■ To be done: Reproduce the items exactly, from the start of the items through the line that contains "The divided pattern 51 is at (228, 1016).", with both ends included. Leave the pictures out of your answer.

■ Entries from a dataset:
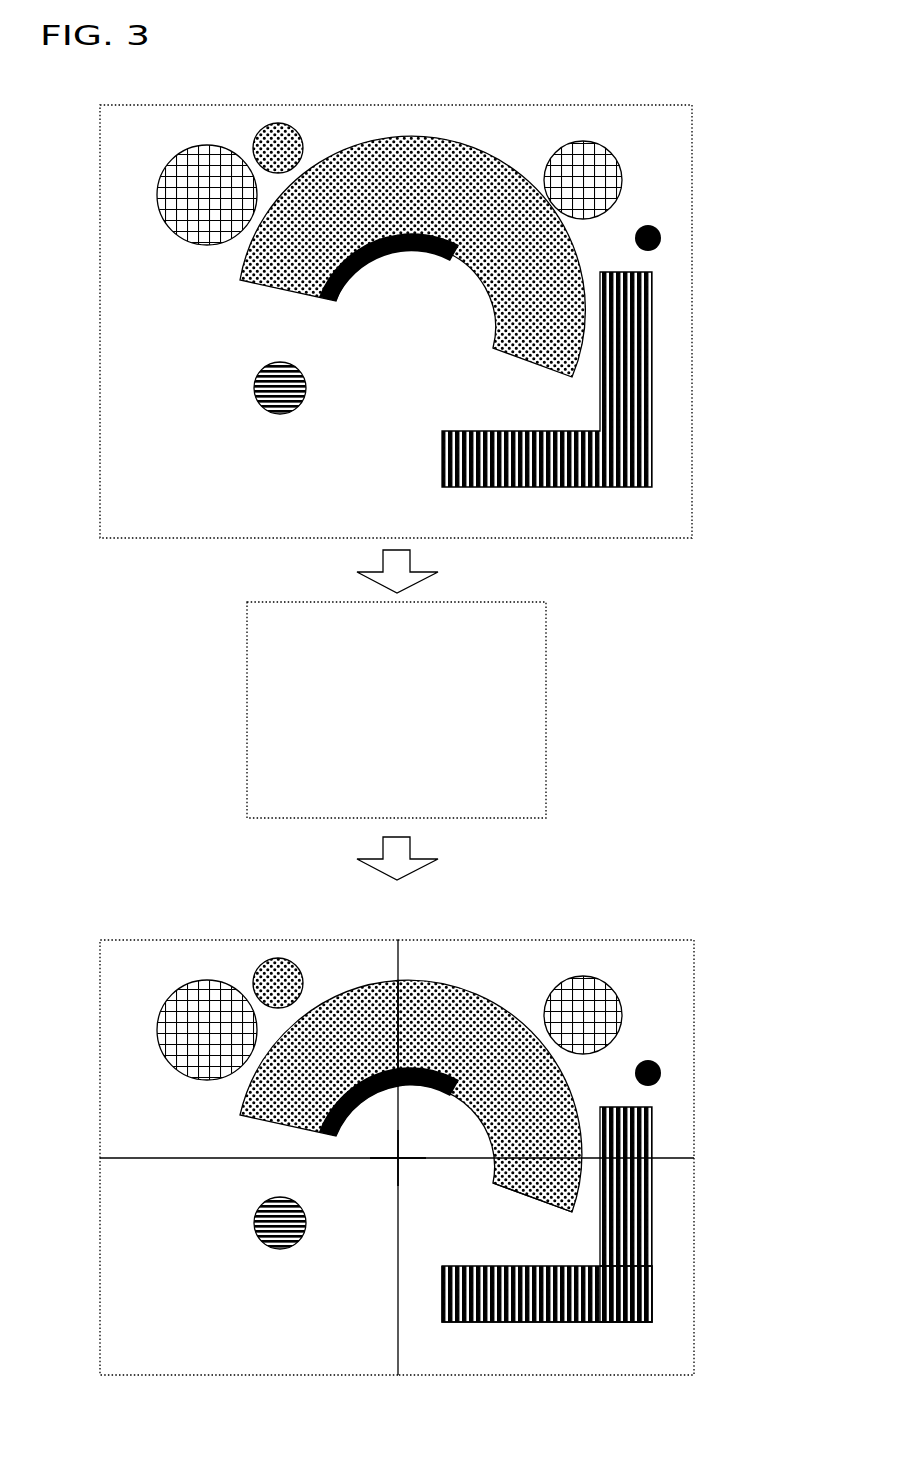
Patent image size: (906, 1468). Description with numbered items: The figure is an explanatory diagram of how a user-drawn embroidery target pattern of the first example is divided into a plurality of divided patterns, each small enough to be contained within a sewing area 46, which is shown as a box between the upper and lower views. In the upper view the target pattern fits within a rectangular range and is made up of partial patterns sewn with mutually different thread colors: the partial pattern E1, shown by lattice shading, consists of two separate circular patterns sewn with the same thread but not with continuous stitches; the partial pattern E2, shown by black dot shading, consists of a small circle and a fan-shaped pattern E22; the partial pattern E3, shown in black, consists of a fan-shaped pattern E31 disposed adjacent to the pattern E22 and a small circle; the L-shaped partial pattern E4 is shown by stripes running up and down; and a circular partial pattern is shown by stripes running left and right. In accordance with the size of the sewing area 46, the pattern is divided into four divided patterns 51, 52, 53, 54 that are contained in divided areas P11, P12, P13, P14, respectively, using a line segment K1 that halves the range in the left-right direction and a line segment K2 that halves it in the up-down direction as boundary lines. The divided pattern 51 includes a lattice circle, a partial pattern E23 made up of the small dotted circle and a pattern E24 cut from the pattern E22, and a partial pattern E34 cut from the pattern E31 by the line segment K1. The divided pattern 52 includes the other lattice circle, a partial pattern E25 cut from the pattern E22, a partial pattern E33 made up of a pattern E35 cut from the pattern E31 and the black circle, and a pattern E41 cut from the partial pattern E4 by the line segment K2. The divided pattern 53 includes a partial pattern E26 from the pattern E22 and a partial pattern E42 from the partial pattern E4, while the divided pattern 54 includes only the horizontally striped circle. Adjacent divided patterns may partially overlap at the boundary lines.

The sewing area 46 is at (548, 676).
The divided pattern 51 is at (228, 1016).
The divided pattern 52 is at (593, 1049).
The divided pattern 53 is at (592, 1266).
The divided pattern 54 is at (221, 1267).
The line segment K1 is at (367, 1139).
The line segment K2 is at (434, 1128).
The divided area P11 is at (380, 1142).
The divided area P12 is at (417, 1142).
The divided area P13 is at (417, 1173).
The divided area P14 is at (380, 1173).
The partial pattern E1 is at (382, 177).
The partial pattern E2 is at (400, 78).
The pattern E22 is at (330, 158).
The partial pattern E23 is at (397, 1057).
The pattern E24 is at (319, 1015).
The partial pattern E25 is at (490, 1058).
The partial pattern E26 is at (532, 1225).
The partial pattern E3 is at (504, 257).
The pattern E31 is at (336, 304).
The partial pattern E33 is at (504, 1091).
The partial pattern E34 is at (358, 1138).
The pattern E35 is at (451, 1145).
The partial pattern E4 is at (452, 430).
The pattern E41 is at (670, 1189).
The partial pattern E42 is at (599, 1294).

■ Result below:
Patent image size: (906, 1468). Description with numbered items: The figure is an explanatory diagram of how a user-drawn embroidery target pattern of the first example is divided into a plurality of divided patterns, each small enough to be contained within a sewing area 46, which is shown as a box between the upper and lower views. In the upper view the target pattern fits within a rectangular range and is made up of partial patterns sewn with mutually different thread colors: the partial pattern E1, shown by lattice shading, consists of two separate circular patterns sewn with the same thread but not with continuous stitches; the partial pattern E2, shown by black dot shading, consists of a small circle and a fan-shaped pattern E22; the partial pattern E3, shown in black, consists of a fan-shaped pattern E31 disposed adjacent to the pattern E22 and a small circle; the L-shaped partial pattern E4 is shown by stripes running up and down; and a circular partial pattern is shown by stripes running left and right. In accordance with the size of the sewing area 46, the pattern is divided into four divided patterns 51, 52, 53, 54 that are contained in divided areas P11, P12, P13, P14, respectively, using a line segment K1 that halves the range in the left-right direction and a line segment K2 that halves it in the up-down direction as boundary lines. The divided pattern 51 includes a lattice circle, a partial pattern E23 made up of the small dotted circle and a pattern E24 cut from the pattern E22, and a partial pattern E34 cut from the pattern E31 by the line segment K1. The divided pattern 52 includes the other lattice circle, a partial pattern E25 cut from the pattern E22, a partial pattern E33 made up of a pattern E35 cut from the pattern E31 and the black circle, and a pattern E41 cut from the partial pattern E4 by the line segment K2. The divided pattern 53 includes a partial pattern E26 from the pattern E22 and a partial pattern E42 from the partial pattern E4, while the divided pattern 54 includes only the horizontally striped circle. Adjacent divided patterns may partially overlap at the boundary lines.

The sewing area 46 is at (548, 676).
The divided pattern 51 is at (228, 1016).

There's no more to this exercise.